Find the word "lower" in the data below and copy each line that holds it.
*** MATERIALS PROVIDED ***
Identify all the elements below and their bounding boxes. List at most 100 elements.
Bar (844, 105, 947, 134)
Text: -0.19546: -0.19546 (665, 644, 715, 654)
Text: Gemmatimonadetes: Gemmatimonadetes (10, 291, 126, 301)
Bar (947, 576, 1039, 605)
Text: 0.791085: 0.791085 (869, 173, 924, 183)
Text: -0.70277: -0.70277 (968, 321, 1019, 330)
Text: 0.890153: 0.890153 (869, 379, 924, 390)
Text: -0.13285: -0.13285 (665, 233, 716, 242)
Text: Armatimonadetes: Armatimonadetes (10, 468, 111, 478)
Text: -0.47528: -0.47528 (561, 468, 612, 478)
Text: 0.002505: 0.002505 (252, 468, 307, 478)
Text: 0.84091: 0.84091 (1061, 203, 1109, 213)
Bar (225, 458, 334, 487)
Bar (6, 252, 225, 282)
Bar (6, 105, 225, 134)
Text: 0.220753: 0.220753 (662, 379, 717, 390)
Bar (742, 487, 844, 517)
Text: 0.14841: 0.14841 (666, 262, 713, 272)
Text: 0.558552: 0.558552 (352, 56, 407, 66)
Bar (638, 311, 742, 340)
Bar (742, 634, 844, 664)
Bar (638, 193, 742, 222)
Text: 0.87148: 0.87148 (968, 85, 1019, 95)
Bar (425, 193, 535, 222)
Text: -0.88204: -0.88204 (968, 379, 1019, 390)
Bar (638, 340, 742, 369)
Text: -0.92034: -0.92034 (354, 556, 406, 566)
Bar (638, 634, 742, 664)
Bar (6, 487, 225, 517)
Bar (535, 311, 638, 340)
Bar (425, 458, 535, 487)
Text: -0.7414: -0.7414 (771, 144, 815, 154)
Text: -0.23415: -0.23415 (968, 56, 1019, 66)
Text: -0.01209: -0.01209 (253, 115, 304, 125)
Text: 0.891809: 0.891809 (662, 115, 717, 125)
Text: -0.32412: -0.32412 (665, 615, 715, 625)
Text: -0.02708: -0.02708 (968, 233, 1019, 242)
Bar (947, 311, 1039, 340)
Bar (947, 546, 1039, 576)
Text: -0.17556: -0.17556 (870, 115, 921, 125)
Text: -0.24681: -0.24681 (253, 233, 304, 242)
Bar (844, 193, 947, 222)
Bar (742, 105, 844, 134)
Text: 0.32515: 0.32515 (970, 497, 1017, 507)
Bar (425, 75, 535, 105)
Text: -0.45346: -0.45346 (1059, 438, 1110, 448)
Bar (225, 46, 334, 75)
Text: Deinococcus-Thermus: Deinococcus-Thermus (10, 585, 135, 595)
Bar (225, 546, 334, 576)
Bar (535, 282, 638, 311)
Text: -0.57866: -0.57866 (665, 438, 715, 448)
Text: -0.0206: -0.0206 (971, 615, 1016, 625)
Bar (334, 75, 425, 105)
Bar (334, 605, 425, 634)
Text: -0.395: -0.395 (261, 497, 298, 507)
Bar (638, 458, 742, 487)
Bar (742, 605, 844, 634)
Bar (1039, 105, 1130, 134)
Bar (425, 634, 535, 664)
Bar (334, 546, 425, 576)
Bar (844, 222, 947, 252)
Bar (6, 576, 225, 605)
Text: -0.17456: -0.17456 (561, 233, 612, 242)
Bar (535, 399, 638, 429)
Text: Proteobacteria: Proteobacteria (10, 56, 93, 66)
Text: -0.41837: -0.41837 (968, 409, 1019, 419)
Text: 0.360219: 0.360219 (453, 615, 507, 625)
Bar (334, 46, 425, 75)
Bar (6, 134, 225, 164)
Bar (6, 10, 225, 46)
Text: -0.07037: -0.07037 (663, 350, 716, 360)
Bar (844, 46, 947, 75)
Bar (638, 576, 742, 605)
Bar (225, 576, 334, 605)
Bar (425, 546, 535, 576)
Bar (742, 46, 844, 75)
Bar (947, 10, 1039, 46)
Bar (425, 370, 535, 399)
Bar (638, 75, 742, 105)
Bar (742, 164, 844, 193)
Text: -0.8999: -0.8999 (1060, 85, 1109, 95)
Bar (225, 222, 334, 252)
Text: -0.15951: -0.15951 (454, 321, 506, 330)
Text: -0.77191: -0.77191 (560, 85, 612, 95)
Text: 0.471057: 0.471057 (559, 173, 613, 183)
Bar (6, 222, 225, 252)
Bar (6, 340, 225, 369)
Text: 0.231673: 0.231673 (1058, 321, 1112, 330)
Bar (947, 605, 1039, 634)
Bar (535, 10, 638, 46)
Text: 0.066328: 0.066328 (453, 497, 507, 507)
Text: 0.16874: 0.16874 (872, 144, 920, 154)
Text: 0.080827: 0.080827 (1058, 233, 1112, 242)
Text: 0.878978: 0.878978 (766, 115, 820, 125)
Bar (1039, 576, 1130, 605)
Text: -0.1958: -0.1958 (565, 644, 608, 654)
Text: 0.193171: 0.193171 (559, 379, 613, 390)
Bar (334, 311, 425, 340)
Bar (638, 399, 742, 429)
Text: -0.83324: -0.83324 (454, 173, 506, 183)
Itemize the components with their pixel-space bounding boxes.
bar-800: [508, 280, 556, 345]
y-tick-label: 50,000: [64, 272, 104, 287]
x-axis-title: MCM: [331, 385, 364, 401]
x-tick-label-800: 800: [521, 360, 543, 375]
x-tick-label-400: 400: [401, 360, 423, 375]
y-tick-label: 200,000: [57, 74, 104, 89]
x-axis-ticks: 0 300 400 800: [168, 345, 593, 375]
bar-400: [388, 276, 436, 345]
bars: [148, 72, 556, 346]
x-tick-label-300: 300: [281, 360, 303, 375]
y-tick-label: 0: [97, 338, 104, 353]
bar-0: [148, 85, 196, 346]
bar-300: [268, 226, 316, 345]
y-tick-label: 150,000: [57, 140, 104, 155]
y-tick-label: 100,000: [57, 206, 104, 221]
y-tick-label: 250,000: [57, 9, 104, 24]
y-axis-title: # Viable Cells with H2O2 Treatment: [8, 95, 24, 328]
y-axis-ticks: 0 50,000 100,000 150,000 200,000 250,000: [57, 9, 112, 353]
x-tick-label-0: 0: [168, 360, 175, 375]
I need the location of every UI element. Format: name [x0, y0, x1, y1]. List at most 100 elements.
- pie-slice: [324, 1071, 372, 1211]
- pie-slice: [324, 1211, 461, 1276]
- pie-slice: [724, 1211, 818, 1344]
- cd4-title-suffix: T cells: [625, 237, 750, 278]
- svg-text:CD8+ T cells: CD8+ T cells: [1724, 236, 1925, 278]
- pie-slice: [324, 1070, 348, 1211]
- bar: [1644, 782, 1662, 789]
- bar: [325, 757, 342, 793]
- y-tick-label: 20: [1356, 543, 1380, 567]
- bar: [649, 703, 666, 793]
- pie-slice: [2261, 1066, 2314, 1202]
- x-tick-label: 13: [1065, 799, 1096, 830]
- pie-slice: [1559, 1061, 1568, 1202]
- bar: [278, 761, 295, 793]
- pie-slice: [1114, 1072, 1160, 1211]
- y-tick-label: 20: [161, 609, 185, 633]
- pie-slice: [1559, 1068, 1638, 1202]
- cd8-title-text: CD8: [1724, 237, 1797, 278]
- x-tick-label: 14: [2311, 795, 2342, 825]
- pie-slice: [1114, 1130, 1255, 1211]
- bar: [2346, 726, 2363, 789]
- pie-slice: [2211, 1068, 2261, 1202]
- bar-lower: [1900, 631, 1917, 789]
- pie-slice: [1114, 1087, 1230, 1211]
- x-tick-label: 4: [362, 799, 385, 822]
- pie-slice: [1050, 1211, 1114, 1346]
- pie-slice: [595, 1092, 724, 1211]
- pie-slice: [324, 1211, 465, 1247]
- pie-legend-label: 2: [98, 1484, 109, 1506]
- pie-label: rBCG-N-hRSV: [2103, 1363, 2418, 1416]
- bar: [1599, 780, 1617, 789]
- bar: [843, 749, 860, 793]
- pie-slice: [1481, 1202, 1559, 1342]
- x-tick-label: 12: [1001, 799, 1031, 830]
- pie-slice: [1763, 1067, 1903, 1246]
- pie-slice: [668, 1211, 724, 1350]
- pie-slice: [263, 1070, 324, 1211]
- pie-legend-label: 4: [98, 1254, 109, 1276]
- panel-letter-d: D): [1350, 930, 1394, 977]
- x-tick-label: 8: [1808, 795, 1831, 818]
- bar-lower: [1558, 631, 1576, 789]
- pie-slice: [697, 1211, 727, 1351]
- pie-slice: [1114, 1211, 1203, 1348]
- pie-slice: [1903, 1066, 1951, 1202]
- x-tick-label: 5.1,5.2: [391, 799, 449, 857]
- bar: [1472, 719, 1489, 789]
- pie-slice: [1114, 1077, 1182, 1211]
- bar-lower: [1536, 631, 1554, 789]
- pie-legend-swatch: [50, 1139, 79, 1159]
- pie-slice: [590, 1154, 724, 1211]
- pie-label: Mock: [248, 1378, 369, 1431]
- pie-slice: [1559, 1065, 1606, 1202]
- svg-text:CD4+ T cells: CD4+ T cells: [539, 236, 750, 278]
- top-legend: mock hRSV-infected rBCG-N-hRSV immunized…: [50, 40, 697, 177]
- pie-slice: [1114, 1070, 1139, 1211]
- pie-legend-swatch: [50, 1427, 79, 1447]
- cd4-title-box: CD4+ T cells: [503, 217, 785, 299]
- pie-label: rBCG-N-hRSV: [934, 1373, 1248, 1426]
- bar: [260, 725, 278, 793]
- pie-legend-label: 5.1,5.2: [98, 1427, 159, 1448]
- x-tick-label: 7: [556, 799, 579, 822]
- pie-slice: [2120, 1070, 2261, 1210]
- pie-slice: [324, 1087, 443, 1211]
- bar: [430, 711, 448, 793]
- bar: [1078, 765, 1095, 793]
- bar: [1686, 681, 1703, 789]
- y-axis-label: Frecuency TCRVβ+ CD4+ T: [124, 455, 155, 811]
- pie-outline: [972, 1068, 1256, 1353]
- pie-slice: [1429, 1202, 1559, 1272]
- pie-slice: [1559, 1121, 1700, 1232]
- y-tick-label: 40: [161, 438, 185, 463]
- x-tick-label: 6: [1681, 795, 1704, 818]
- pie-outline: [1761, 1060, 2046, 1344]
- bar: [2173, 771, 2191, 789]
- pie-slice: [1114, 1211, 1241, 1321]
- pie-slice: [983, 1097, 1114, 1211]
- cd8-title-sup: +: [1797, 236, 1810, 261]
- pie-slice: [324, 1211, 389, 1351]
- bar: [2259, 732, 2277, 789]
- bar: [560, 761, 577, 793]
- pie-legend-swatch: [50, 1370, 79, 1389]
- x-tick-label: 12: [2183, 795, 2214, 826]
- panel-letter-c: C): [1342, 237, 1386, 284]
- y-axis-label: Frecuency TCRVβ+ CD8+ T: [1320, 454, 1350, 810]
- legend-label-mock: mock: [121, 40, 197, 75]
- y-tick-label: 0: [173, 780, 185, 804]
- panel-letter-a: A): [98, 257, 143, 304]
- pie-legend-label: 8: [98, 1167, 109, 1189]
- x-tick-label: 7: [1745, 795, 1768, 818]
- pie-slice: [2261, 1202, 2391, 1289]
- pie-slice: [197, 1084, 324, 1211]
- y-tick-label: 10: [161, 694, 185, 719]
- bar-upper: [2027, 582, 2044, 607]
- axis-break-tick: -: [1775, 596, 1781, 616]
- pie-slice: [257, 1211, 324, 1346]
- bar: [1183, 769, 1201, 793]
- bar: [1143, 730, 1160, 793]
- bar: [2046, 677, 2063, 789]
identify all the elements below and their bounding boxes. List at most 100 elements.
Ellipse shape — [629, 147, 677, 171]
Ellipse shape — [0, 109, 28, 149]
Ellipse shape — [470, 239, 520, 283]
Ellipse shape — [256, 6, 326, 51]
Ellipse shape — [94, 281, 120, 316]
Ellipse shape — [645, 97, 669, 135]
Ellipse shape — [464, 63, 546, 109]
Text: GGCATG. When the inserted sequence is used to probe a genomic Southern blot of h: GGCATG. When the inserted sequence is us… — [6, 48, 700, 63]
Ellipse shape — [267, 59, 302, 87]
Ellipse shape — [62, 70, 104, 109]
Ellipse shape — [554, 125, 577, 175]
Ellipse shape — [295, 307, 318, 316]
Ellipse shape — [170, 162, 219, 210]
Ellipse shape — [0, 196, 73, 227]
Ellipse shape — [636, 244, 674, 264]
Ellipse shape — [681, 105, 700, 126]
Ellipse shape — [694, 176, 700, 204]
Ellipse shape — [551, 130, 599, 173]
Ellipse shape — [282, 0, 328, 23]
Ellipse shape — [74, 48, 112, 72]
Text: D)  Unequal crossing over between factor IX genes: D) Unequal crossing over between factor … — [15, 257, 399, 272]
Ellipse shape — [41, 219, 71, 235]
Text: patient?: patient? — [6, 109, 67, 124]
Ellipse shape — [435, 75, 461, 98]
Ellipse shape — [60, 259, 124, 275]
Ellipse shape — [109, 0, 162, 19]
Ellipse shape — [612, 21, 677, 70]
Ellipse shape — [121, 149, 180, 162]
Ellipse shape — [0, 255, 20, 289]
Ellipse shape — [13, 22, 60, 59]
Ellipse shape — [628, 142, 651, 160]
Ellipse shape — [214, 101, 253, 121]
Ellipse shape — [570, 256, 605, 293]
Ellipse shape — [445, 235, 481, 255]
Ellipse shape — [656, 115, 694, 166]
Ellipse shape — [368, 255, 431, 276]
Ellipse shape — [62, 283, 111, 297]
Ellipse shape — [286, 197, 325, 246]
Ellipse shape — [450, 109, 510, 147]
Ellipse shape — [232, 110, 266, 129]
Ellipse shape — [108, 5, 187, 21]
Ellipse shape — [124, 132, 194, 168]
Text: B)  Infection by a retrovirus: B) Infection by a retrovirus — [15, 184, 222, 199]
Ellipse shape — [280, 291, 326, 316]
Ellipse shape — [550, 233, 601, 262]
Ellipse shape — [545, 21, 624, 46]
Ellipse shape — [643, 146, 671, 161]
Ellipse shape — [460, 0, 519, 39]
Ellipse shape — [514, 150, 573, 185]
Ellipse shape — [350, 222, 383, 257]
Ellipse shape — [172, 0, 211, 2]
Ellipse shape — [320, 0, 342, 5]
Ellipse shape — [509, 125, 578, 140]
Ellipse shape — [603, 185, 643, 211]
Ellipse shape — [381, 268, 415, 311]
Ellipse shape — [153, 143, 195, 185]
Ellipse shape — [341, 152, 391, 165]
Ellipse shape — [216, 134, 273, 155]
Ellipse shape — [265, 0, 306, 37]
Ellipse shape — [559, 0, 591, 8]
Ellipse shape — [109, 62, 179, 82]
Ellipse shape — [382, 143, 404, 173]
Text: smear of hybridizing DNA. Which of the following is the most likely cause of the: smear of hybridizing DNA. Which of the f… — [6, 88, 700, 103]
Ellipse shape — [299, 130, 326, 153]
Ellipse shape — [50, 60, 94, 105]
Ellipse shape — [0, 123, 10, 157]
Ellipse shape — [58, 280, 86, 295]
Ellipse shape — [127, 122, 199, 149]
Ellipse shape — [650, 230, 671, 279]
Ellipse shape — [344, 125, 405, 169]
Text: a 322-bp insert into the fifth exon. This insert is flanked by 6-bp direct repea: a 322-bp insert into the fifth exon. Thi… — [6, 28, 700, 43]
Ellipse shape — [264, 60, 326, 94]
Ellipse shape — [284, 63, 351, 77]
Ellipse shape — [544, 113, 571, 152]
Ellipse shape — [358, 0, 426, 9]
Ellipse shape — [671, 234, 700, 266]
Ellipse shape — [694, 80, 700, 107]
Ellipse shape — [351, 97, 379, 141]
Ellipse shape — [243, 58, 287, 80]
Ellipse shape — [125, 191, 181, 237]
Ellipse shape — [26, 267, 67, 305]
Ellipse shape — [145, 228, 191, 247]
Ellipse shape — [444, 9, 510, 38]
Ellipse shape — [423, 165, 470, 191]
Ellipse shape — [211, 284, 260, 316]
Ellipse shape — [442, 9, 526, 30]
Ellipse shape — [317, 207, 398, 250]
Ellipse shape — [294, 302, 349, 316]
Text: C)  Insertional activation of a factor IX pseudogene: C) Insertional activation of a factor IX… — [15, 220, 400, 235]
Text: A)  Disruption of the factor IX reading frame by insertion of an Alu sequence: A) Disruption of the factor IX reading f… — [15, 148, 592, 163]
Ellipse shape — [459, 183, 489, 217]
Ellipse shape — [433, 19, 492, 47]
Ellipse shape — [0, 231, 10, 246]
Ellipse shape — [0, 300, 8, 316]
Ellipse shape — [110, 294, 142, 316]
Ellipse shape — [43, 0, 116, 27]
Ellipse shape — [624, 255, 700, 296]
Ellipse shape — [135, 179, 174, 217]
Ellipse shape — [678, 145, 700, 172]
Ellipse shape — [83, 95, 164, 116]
*** End of MATERIALS PROVIDED ***
> _SOLUTION_:
- bar-lower: [1900, 631, 1917, 789]
- bar-lower: [1558, 631, 1576, 789]
- bar-lower: [1536, 631, 1554, 789]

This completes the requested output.